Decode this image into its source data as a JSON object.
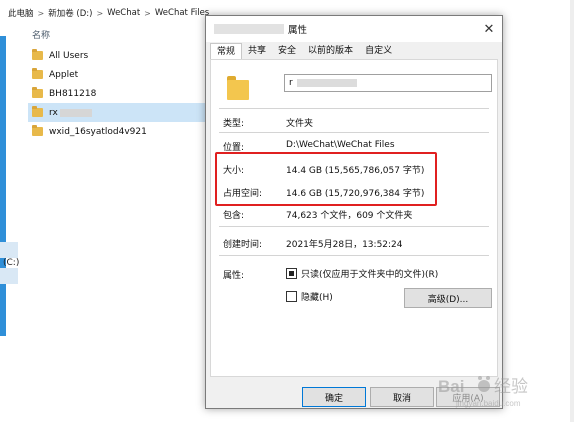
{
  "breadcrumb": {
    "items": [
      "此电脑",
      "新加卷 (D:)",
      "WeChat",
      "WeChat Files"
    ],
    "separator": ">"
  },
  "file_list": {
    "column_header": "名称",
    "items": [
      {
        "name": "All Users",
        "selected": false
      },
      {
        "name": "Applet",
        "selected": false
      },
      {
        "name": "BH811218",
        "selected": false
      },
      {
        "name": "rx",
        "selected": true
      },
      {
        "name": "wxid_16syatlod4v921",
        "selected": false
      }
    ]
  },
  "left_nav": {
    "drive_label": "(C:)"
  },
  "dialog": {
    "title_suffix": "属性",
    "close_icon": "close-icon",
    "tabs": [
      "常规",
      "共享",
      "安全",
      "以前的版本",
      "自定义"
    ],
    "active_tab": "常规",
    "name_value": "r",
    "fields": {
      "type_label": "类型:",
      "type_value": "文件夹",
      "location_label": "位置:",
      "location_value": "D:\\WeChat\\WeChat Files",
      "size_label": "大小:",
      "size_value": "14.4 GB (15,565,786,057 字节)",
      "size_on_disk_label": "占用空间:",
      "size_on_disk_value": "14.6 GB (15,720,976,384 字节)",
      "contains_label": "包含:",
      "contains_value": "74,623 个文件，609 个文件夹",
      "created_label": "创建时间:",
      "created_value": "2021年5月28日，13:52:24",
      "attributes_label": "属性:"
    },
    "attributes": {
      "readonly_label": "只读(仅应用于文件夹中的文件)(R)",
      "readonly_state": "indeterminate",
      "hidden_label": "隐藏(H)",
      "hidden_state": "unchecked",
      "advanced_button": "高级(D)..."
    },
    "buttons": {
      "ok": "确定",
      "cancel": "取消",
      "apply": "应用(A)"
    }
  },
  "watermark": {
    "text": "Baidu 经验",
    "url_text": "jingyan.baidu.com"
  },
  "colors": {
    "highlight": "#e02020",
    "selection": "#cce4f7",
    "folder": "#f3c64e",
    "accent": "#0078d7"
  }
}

Do this »
Repeat each entry exactly. Pictures do not belong in the copy.

Output for this exercise »
Decode this image into its source data as a JSON object.
{
  "breadcrumb": {
    "items": [
      "此电脑",
      "新加卷 (D:)",
      "WeChat",
      "WeChat Files"
    ],
    "separator": ">"
  },
  "file_list": {
    "column_header": "名称",
    "items": [
      {
        "name": "All Users",
        "selected": false
      },
      {
        "name": "Applet",
        "selected": false
      },
      {
        "name": "BH811218",
        "selected": false
      },
      {
        "name": "rx",
        "selected": true
      },
      {
        "name": "wxid_16syatlod4v921",
        "selected": false
      }
    ]
  },
  "left_nav": {
    "drive_label": "(C:)"
  },
  "dialog": {
    "title_suffix": "属性",
    "close_icon": "close-icon",
    "tabs": [
      "常规",
      "共享",
      "安全",
      "以前的版本",
      "自定义"
    ],
    "active_tab": "常规",
    "name_value": "r",
    "fields": {
      "type_label": "类型:",
      "type_value": "文件夹",
      "location_label": "位置:",
      "location_value": "D:\\WeChat\\WeChat Files",
      "size_label": "大小:",
      "size_value": "14.4 GB (15,565,786,057 字节)",
      "size_on_disk_label": "占用空间:",
      "size_on_disk_value": "14.6 GB (15,720,976,384 字节)",
      "contains_label": "包含:",
      "contains_value": "74,623 个文件，609 个文件夹",
      "created_label": "创建时间:",
      "created_value": "2021年5月28日，13:52:24",
      "attributes_label": "属性:"
    },
    "attributes": {
      "readonly_label": "只读(仅应用于文件夹中的文件)(R)",
      "readonly_state": "indeterminate",
      "hidden_label": "隐藏(H)",
      "hidden_state": "unchecked",
      "advanced_button": "高级(D)..."
    },
    "buttons": {
      "ok": "确定",
      "cancel": "取消",
      "apply": "应用(A)"
    }
  },
  "watermark": {
    "text": "Baidu 经验",
    "url_text": "jingyan.baidu.com"
  },
  "colors": {
    "highlight": "#e02020",
    "selection": "#cce4f7",
    "folder": "#f3c64e",
    "accent": "#0078d7"
  }
}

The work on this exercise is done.